Goal: Write out the entries again exactly as they are given.

##### Available data #####

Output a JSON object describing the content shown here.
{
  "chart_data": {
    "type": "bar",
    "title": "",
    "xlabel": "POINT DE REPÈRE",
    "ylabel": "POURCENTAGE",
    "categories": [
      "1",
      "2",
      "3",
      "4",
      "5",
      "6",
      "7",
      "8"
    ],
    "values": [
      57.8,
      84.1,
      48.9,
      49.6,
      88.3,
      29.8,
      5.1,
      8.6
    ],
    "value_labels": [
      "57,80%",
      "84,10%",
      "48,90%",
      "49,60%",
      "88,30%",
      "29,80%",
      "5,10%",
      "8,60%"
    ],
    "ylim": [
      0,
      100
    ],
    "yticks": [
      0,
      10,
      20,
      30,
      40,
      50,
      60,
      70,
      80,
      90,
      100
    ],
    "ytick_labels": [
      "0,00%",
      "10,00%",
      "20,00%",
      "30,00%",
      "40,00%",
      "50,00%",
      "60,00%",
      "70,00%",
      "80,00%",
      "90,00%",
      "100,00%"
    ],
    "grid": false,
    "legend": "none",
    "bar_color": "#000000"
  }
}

#####

Response to this task:
Output a JSON object describing the content shown here.
{
  "chart_data": {
    "type": "bar",
    "title": "",
    "xlabel": "POINT DE REPÈRE",
    "ylabel": "POURCENTAGE",
    "categories": [
      "1",
      "2",
      "3",
      "4",
      "5",
      "6",
      "7",
      "8"
    ],
    "values": [
      57.8,
      84.1,
      48.9,
      49.6,
      88.3,
      29.8,
      5.1,
      8.6
    ],
    "value_labels": [
      "57,80%",
      "84,10%",
      "48,90%",
      "49,60%",
      "88,30%",
      "29,80%",
      "5,10%",
      "8,60%"
    ],
    "ylim": [
      0,
      100
    ],
    "yticks": [
      0,
      10,
      20,
      30,
      40,
      50,
      60,
      70,
      80,
      90,
      100
    ],
    "ytick_labels": [
      "0,00%",
      "10,00%",
      "20,00%",
      "30,00%",
      "40,00%",
      "50,00%",
      "60,00%",
      "70,00%",
      "80,00%",
      "90,00%",
      "100,00%"
    ],
    "grid": false,
    "legend": "none",
    "bar_color": "#000000"
  }
}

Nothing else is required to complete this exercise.